## Start
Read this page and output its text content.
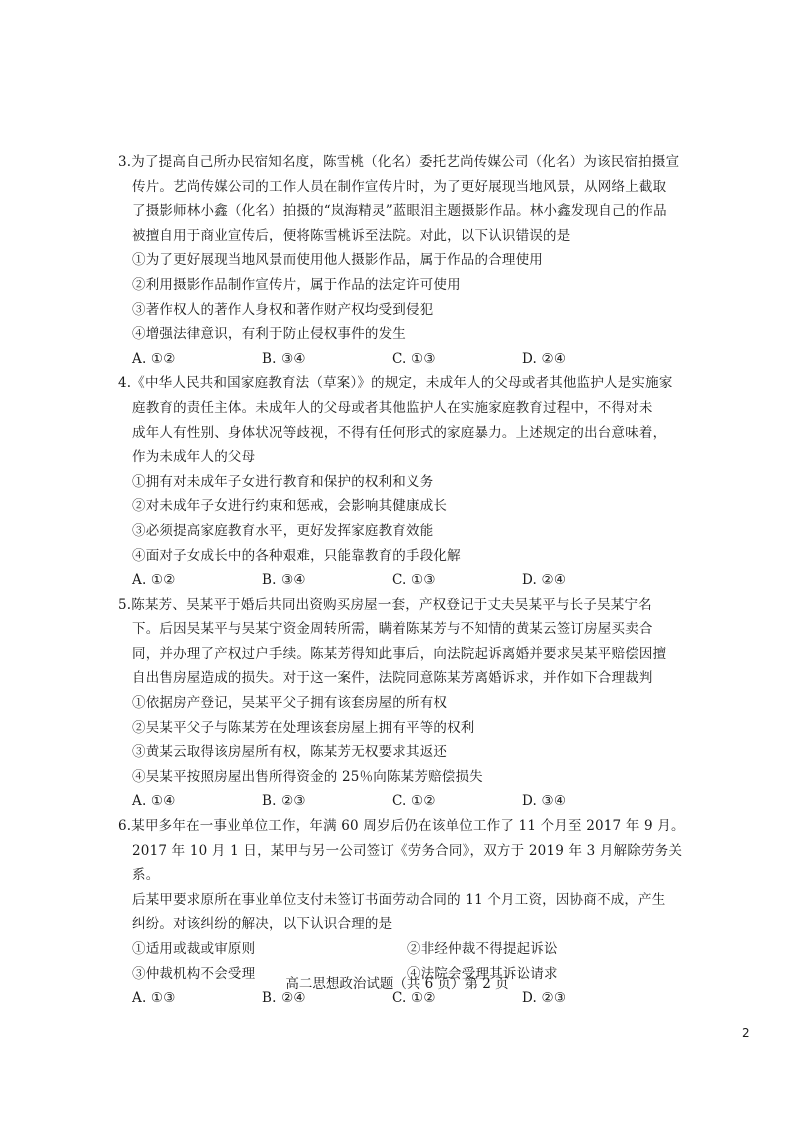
3.为了提高自己所办民宿知名度，陈雪桃（化名）委托艺尚传媒公司（化名）为该民宿拍摄宣

传片。艺尚传媒公司的工作人员在制作宣传片时，为了更好展现当地风景，从网络上截取

了摄影师林小鑫（化名）拍摄的“岚海精灵”蓝眼泪主题摄影作品。林小鑫发现自己的作品

被擅自用于商业宣传后，便将陈雪桃诉至法院。对此，以下认识错误的是

①为了更好展现当地风景而使用他人摄影作品，属于作品的合理使用

②利用摄影作品制作宣传片，属于作品的法定许可使用

③著作权人的著作人身权和著作财产权均受到侵犯

④增强法律意识，有利于防止侵权事件的发生

A. ①②	B. ③④	C. ①③	D. ②④

4.《中华人民共和国家庭教育法（草案）》的规定，未成年人的父母或者其他监护人是实施家

庭教育的责任主体。未成年人的父母或者其他监护人在实施家庭教育过程中，不得对未

成年人有性别、身体状况等歧视，不得有任何形式的家庭暴力。上述规定的出台意味着，

作为未成年人的父母

①拥有对未成年子女进行教育和保护的权利和义务

②对未成年子女进行约束和惩戒，会影响其健康成长

③必须提高家庭教育水平，更好发挥家庭教育效能

④面对子女成长中的各种艰难，只能靠教育的手段化解

A. ①②	B. ③④	C. ①③	D. ②④

5.陈某芳、吴某平于婚后共同出资购买房屋一套，产权登记于丈夫吴某平与长子吴某宁名

下。后因吴某平与吴某宁资金周转所需，瞒着陈某芳与不知情的黄某云签订房屋买卖合

同，并办理了产权过户手续。陈某芳得知此事后，向法院起诉离婚并要求吴某平赔偿因擅

自出售房屋造成的损失。对于这一案件，法院同意陈某芳离婚诉求，并作如下合理裁判

①依据房产登记，吴某平父子拥有该套房屋的所有权

②吴某平父子与陈某芳在处理该套房屋上拥有平等的权利

③黄某云取得该房屋所有权，陈某芳无权要求其返还

④吴某平按照房屋出售所得资金的 25％向陈某芳赔偿损失

A. ①④	B. ②③	C. ①②	D. ③④

6.某甲多年在一事业单位工作，年满 60 周岁后仍在该单位工作了 11 个月至 2017 年 9 月。

2017 年 10 月 1 日，某甲与另一公司签订《劳务合同》，双方于 2019 年 3 月解除劳务关系。

后某甲要求原所在事业单位支付未签订书面劳动合同的 11 个月工资，因协商不成，产生

纠纷。对该纠纷的解决，以下认识合理的是

①适用或裁或审原则	②非经仲裁不得提起诉讼
③仲裁机构不会受理	④法院会受理其诉讼请求
A. ①③	B. ②④	C. ①②	D. ②③
高二思想政治试题（共 6 页）第 2 页
2
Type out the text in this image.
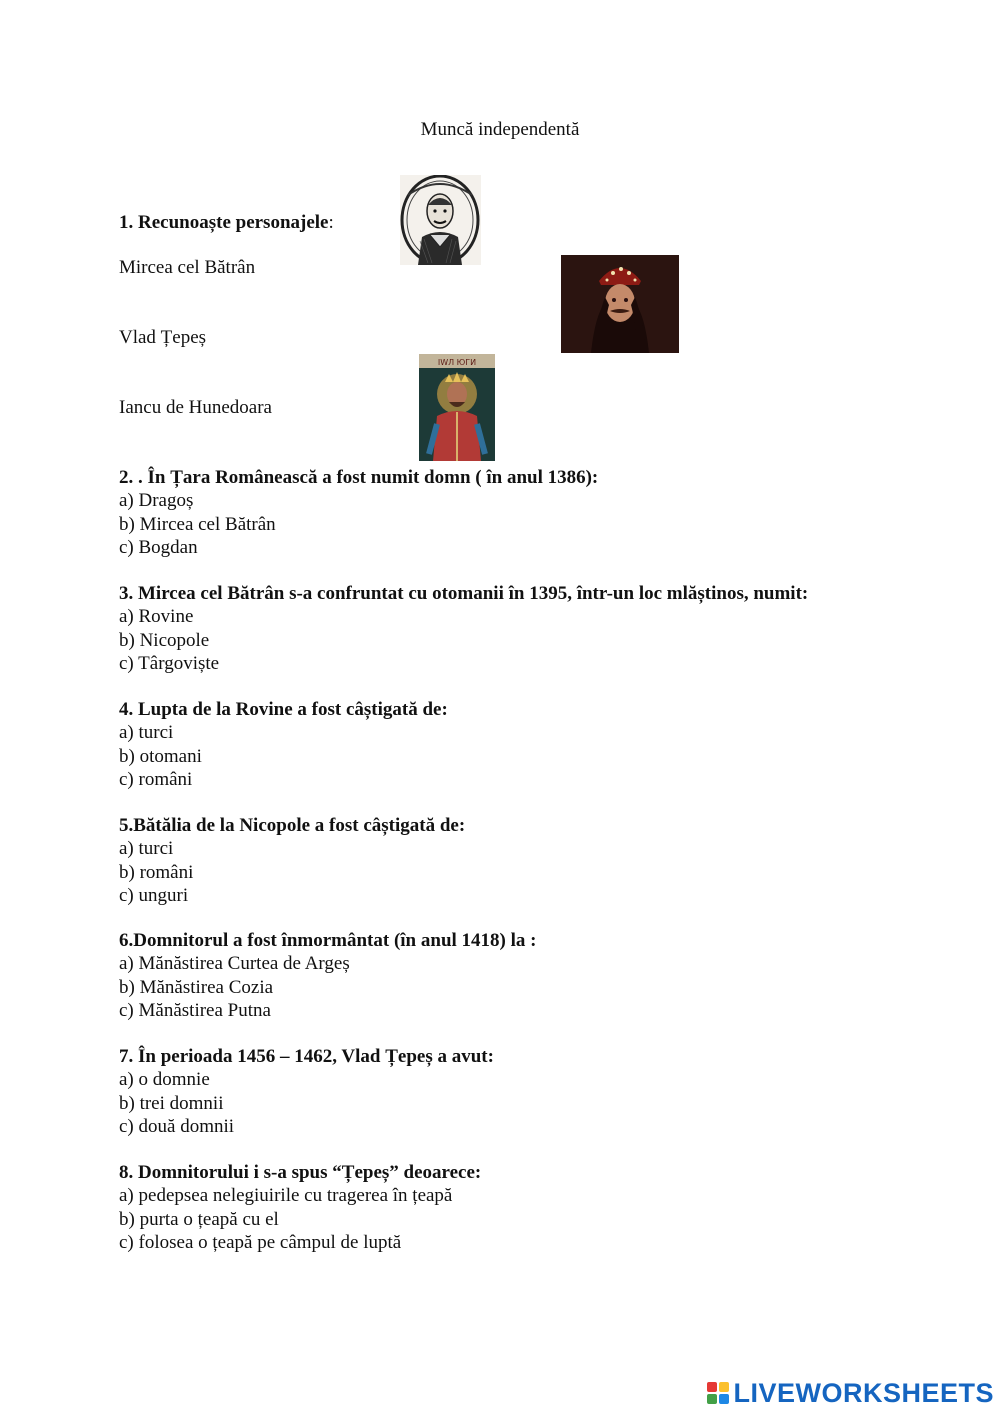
Muncă independentă
1. Recunoaște personajele:
Mircea cel Bătrân
Vlad Țepeș
Iancu de Hunedoara
IWЛ ЮГИ
2. . În Țara Românească a fost numit domn ( în anul 1386):
a) Dragoș
b) Mircea cel Bătrân
c) Bogdan
3. Mircea cel Bătrân s-a confruntat cu otomanii în 1395, într-un loc mlăștinos, numit:
a) Rovine
b) Nicopole
c) Târgoviște
4. Lupta de la Rovine a fost câștigată de:
a) turci
b) otomani
c) români
5.Bătălia de la Nicopole a fost câștigată de:
a) turci
b) români
c) unguri
6.Domnitorul a fost înmormântat (în anul 1418) la :
a) Mănăstirea Curtea de Argeș
b) Mănăstirea Cozia
c) Mănăstirea Putna
7. În perioada 1456 – 1462, Vlad Țepeș a avut:
a) o domnie
b) trei domnii
c) două domnii
8. Domnitorului i s-a spus “Țepeș” deoarece:
a) pedepsea nelegiuirile cu tragerea în țeapă
b) purta o țeapă cu el
c) folosea o țeapă pe câmpul de luptă
LIVEWORKSHEETS
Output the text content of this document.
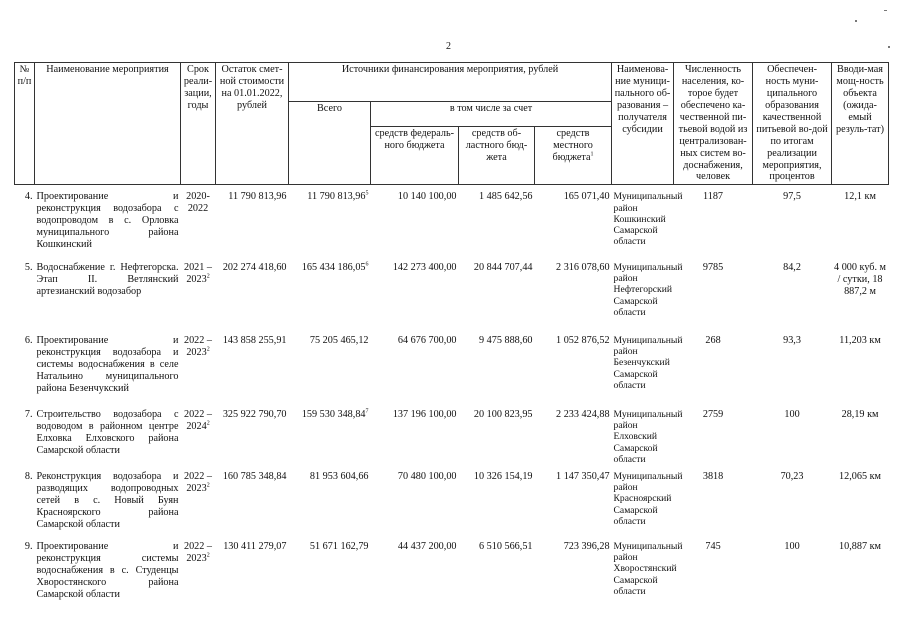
2
№ п/п	Наименование мероприятия	Срок реали-зации, годы	Остаток смет-ной стоимости на 01.01.2022, рублей	Источники финансирования мероприятия, рублей				Наименова-ние муници-пального об-разования – получателя субсидии	Численность населения, ко-торое будет обеспечено ка-чественной пи-тьевой водой из централизован-ных систем во-доснабжения, человек	Обеспечен-ность муни-ципального образования качественной питьевой во-дой по итогам реализации мероприятия, процентов	Вводи-мая мощ-ность объекта (ожида-емый резуль-тат)
				Всего	в том числе за счет						
					средств федераль-ного бюджета	средств об-ластного бюд-жета	средств местного бюджета$^1$
4.	Проектирование и реконструкция водозабора с водопроводом в с. Орловка муниципального района Кошкинский	2020-2022	11 790 813,96	11 790 813,96$^5$	10 140 100,00	1 485 642,56	165 071,40	Муниципальный район Кошкинский Самарской области	1187	97,5	12,1 км
5.	Водоснабжение г. Нефтегорска. Этап II. Ветлянский артезианский водозабор	2021 – 2023$^2$	202 274 418,60	165 434 186,05$^6$	142 273 400,00	20 844 707,44	2 316 078,60	Муниципальный район Нефтегорский Самарской области	9785	84,2	4 000 куб. м / сутки, 18 887,2 м
6.	Проектирование и реконструкция водозабора и системы водоснабжения в селе Натальино муниципального района Безенчукский	2022 – 2023$^2$	143 858 255,91	75 205 465,12	64 676 700,00	9 475 888,60	1 052 876,52	Муниципальный район Безенчукский Самарской области	268	93,3	11,203 км
7.	Строительство водозабора с водоводом в районном центре Елховка Елховского района Самарской области	2022 – 2024$^2$	325 922 790,70	159 530 348,84$^7$	137 196 100,00	20 100 823,95	2 233 424,88	Муниципальный район Елховский Самарской области	2759	100	28,19 км
8.	Реконструкция водозабора и разводящих водопроводных сетей в с. Новый Буян Красноярского района Самарской области	2022 – 2023$^2$	160 785 348,84	81 953 604,66	70 480 100,00	10 326 154,19	1 147 350,47	Муниципальный район Красноярский Самарской области	3818	70,23	12,065 км
9.	Проектирование и реконструкция системы водоснабжения в с. Студенцы Хворостянского района Самарской области	2022 – 2023$^2$	130 411 279,07	51 671 162,79	44 437 200,00	6 510 566,51	723 396,28	Муниципальный район Хворостянский Самарской области	745	100	10,887 км
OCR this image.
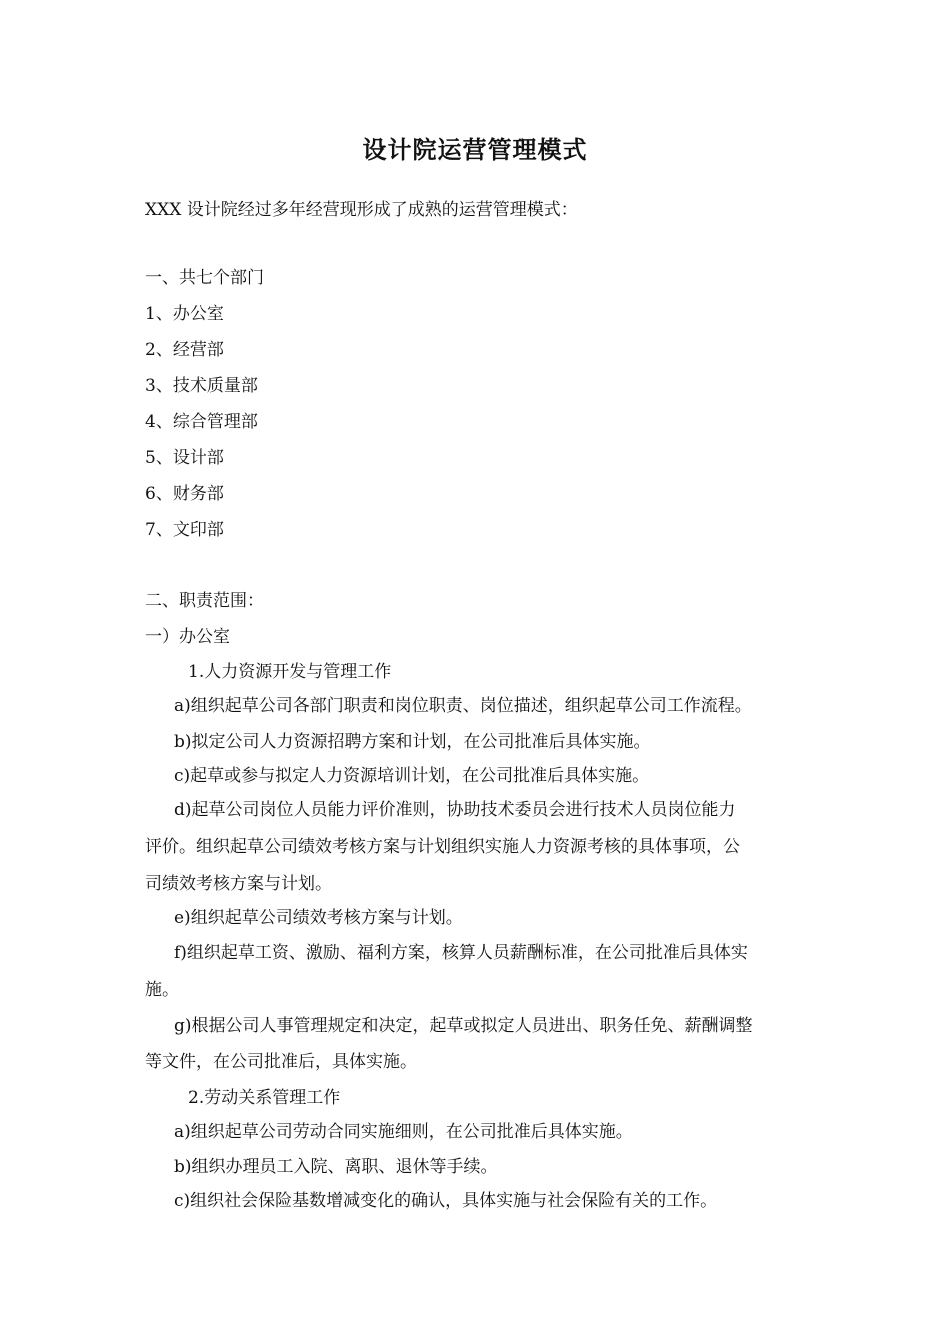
设计院运营管理模式
XXX 设计院经过多年经营现形成了成熟的运营管理模式：
一、共七个部门
1、办公室
2、经营部
3、技术质量部
4、综合管理部
5、设计部
6、财务部
7、文印部
二、职责范围：
一）办公室
1.人力资源开发与管理工作
a)组织起草公司各部门职责和岗位职责、岗位描述，组织起草公司工作流程。
b)拟定公司人力资源招聘方案和计划，在公司批准后具体实施。
c)起草或参与拟定人力资源培训计划，在公司批准后具体实施。
d)起草公司岗位人员能力评价准则，协助技术委员会进行技术人员岗位能力
评价。组织起草公司绩效考核方案与计划组织实施人力资源考核的具体事项，公
司绩效考核方案与计划。
e)组织起草公司绩效考核方案与计划。
f)组织起草工资、激励、福利方案，核算人员薪酬标准，在公司批准后具体实
施。
g)根据公司人事管理规定和决定，起草或拟定人员进出、职务任免、薪酬调整
等文件，在公司批准后，具体实施。
2.劳动关系管理工作
a)组织起草公司劳动合同实施细则，在公司批准后具体实施。
b)组织办理员工入院、离职、退休等手续。
c)组织社会保险基数增减变化的确认，具体实施与社会保险有关的工作。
## End
Every line of the material is to be quoted exactly, with no pictures carried over.

Read this page and output its text content.
3.为了提高自己所办民宿知名度，陈雪桃（化名）委托艺尚传媒公司（化名）为该民宿拍摄宣

传片。艺尚传媒公司的工作人员在制作宣传片时，为了更好展现当地风景，从网络上截取

了摄影师林小鑫（化名）拍摄的“岚海精灵”蓝眼泪主题摄影作品。林小鑫发现自己的作品

被擅自用于商业宣传后，便将陈雪桃诉至法院。对此，以下认识错误的是

①为了更好展现当地风景而使用他人摄影作品，属于作品的合理使用

②利用摄影作品制作宣传片，属于作品的法定许可使用

③著作权人的著作人身权和著作财产权均受到侵犯

④增强法律意识，有利于防止侵权事件的发生

A. ①②	B. ③④	C. ①③	D. ②④

4.《中华人民共和国家庭教育法（草案）》的规定，未成年人的父母或者其他监护人是实施家

庭教育的责任主体。未成年人的父母或者其他监护人在实施家庭教育过程中，不得对未

成年人有性别、身体状况等歧视，不得有任何形式的家庭暴力。上述规定的出台意味着，

作为未成年人的父母

①拥有对未成年子女进行教育和保护的权利和义务

②对未成年子女进行约束和惩戒，会影响其健康成长

③必须提高家庭教育水平，更好发挥家庭教育效能

④面对子女成长中的各种艰难，只能靠教育的手段化解

A. ①②	B. ③④	C. ①③	D. ②④

5.陈某芳、吴某平于婚后共同出资购买房屋一套，产权登记于丈夫吴某平与长子吴某宁名

下。后因吴某平与吴某宁资金周转所需，瞒着陈某芳与不知情的黄某云签订房屋买卖合

同，并办理了产权过户手续。陈某芳得知此事后，向法院起诉离婚并要求吴某平赔偿因擅

自出售房屋造成的损失。对于这一案件，法院同意陈某芳离婚诉求，并作如下合理裁判

①依据房产登记，吴某平父子拥有该套房屋的所有权

②吴某平父子与陈某芳在处理该套房屋上拥有平等的权利

③黄某云取得该房屋所有权，陈某芳无权要求其返还

④吴某平按照房屋出售所得资金的 25％向陈某芳赔偿损失

A. ①④	B. ②③	C. ①②	D. ③④

6.某甲多年在一事业单位工作，年满 60 周岁后仍在该单位工作了 11 个月至 2017 年 9 月。

2017 年 10 月 1 日，某甲与另一公司签订《劳务合同》，双方于 2019 年 3 月解除劳务关系。

后某甲要求原所在事业单位支付未签订书面劳动合同的 11 个月工资，因协商不成，产生

纠纷。对该纠纷的解决，以下认识合理的是

①适用或裁或审原则	②非经仲裁不得提起诉讼
③仲裁机构不会受理	④法院会受理其诉讼请求
A. ①③	B. ②④	C. ①②	D. ②③
高二思想政治试题（共 6 页）第 2 页
2
Type out the text in this image.
Muncă independentă
1. Recunoaște personajele:
Mircea cel Bătrân
Vlad Țepeș
Iancu de Hunedoara
IWЛ ЮГИ
2. . În Țara Românească a fost numit domn ( în anul 1386):
a) Dragoș
b) Mircea cel Bătrân
c) Bogdan
3. Mircea cel Bătrân s-a confruntat cu otomanii în 1395, într-un loc mlăștinos, numit:
a) Rovine
b) Nicopole
c) Târgoviște
4. Lupta de la Rovine a fost câștigată de:
a) turci
b) otomani
c) români
5.Bătălia de la Nicopole a fost câștigată de:
a) turci
b) români
c) unguri
6.Domnitorul a fost înmormântat (în anul 1418) la :
a) Mănăstirea Curtea de Argeș
b) Mănăstirea Cozia
c) Mănăstirea Putna
7. În perioada 1456 – 1462, Vlad Țepeș a avut:
a) o domnie
b) trei domnii
c) două domnii
8. Domnitorului i s-a spus “Țepeș” deoarece:
a) pedepsea nelegiuirile cu tragerea în țeapă
b) purta o țeapă cu el
c) folosea o țeapă pe câmpul de luptă
LIVEWORKSHEETS
Output the text content of this document.
2
№ п/п	Наименование мероприятия	Срок реали-зации, годы	Остаток смет-ной стоимости на 01.01.2022, рублей	Источники финансирования мероприятия, рублей				Наименова-ние муници-пального об-разования – получателя субсидии	Численность населения, ко-торое будет обеспечено ка-чественной пи-тьевой водой из централизован-ных систем во-доснабжения, человек	Обеспечен-ность муни-ципального образования качественной питьевой во-дой по итогам реализации мероприятия, процентов	Вводи-мая мощ-ность объекта (ожида-емый резуль-тат)
				Всего	в том числе за счет						
					средств федераль-ного бюджета	средств об-ластного бюд-жета	средств местного бюджета$^1$
4.	Проектирование и реконструкция водозабора с водопроводом в с. Орловка муниципального района Кошкинский	2020-2022	11 790 813,96	11 790 813,96$^5$	10 140 100,00	1 485 642,56	165 071,40	Муниципальный район Кошкинский Самарской области	1187	97,5	12,1 км
5.	Водоснабжение г. Нефтегорска. Этап II. Ветлянский артезианский водозабор	2021 – 2023$^2$	202 274 418,60	165 434 186,05$^6$	142 273 400,00	20 844 707,44	2 316 078,60	Муниципальный район Нефтегорский Самарской области	9785	84,2	4 000 куб. м / сутки, 18 887,2 м
6.	Проектирование и реконструкция водозабора и системы водоснабжения в селе Натальино муниципального района Безенчукский	2022 – 2023$^2$	143 858 255,91	75 205 465,12	64 676 700,00	9 475 888,60	1 052 876,52	Муниципальный район Безенчукский Самарской области	268	93,3	11,203 км
7.	Строительство водозабора с водоводом в районном центре Елховка Елховского района Самарской области	2022 – 2024$^2$	325 922 790,70	159 530 348,84$^7$	137 196 100,00	20 100 823,95	2 233 424,88	Муниципальный район Елховский Самарской области	2759	100	28,19 км
8.	Реконструкция водозабора и разводящих водопроводных сетей в с. Новый Буян Красноярского района Самарской области	2022 – 2023$^2$	160 785 348,84	81 953 604,66	70 480 100,00	10 326 154,19	1 147 350,47	Муниципальный район Красноярский Самарской области	3818	70,23	12,065 км
9.	Проектирование и реконструкция системы водоснабжения в с. Студенцы Хворостянского района Самарской области	2022 – 2023$^2$	130 411 279,07	51 671 162,79	44 437 200,00	6 510 566,51	723 396,28	Муниципальный район Хворостянский Самарской области	745	100	10,887 км
OCR this image.
设计院运营管理模式
XXX 设计院经过多年经营现形成了成熟的运营管理模式：
一、共七个部门
1、办公室
2、经营部
3、技术质量部
4、综合管理部
5、设计部
6、财务部
7、文印部
二、职责范围：
一）办公室
1.人力资源开发与管理工作
a)组织起草公司各部门职责和岗位职责、岗位描述，组织起草公司工作流程。
b)拟定公司人力资源招聘方案和计划，在公司批准后具体实施。
c)起草或参与拟定人力资源培训计划，在公司批准后具体实施。
d)起草公司岗位人员能力评价准则，协助技术委员会进行技术人员岗位能力
评价。组织起草公司绩效考核方案与计划组织实施人力资源考核的具体事项，公
司绩效考核方案与计划。
e)组织起草公司绩效考核方案与计划。
f)组织起草工资、激励、福利方案，核算人员薪酬标准，在公司批准后具体实
施。
g)根据公司人事管理规定和决定，起草或拟定人员进出、职务任免、薪酬调整
等文件，在公司批准后，具体实施。
2.劳动关系管理工作
a)组织起草公司劳动合同实施细则，在公司批准后具体实施。
b)组织办理员工入院、离职、退休等手续。
c)组织社会保险基数增减变化的确认，具体实施与社会保险有关的工作。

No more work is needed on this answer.